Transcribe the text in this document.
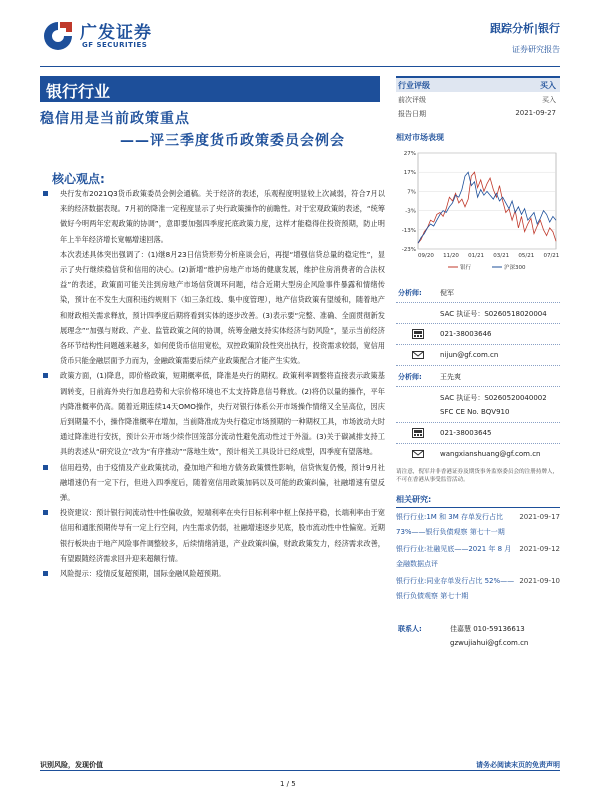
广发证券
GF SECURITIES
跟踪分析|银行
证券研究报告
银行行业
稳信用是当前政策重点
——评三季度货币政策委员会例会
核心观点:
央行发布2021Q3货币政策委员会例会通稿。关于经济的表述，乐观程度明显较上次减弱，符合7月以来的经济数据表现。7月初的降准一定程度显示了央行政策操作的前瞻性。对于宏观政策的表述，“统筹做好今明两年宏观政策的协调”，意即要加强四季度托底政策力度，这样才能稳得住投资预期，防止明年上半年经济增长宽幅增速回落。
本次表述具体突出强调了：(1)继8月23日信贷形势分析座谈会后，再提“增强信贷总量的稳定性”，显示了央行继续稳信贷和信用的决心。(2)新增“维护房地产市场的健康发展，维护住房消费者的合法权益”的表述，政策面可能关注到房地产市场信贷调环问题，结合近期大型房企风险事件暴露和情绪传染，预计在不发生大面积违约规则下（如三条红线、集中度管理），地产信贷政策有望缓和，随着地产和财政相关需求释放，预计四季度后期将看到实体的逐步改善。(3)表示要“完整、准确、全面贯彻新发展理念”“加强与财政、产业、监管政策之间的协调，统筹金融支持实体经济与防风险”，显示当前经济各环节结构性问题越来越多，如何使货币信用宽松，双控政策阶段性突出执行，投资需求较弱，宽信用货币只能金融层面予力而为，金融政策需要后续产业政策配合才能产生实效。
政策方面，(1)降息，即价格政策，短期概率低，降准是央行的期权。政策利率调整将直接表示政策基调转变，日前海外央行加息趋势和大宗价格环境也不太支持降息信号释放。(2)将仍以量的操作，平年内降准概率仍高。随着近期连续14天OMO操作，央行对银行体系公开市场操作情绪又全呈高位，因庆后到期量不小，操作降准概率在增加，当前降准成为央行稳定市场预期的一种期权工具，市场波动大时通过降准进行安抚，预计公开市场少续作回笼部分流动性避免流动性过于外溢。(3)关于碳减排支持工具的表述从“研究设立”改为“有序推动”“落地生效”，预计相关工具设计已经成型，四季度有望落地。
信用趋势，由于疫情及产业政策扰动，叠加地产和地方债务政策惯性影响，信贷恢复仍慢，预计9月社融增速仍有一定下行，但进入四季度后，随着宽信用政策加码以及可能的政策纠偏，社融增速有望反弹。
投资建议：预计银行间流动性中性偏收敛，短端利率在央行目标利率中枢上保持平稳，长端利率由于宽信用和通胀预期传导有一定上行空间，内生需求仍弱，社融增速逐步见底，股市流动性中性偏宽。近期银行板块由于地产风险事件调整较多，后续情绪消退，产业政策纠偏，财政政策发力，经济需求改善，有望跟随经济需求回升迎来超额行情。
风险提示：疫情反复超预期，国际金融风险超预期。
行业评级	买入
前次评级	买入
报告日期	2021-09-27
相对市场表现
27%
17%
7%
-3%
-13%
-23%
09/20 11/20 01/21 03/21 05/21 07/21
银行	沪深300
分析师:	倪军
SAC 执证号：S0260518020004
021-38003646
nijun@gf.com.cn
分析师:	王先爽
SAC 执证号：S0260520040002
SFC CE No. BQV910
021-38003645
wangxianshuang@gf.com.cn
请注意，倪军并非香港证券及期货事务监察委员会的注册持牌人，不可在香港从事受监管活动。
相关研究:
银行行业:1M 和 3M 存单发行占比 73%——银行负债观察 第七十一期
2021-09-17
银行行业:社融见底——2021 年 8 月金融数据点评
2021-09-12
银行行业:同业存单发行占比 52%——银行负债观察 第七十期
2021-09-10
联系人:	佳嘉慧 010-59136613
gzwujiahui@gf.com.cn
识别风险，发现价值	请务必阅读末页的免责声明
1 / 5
* * * * * * * * *
> **Given problem**
Pull out all lines from the listing that contain the string "银行行业".

> **The reply**
银行行业
银行行业:1M 和 3M 存单发行占比 73%——银行负债观察 第七十一期
银行行业:社融见底——2021 年 8 月金融数据点评
银行行业:同业存单发行占比 52%——银行负债观察 第七十期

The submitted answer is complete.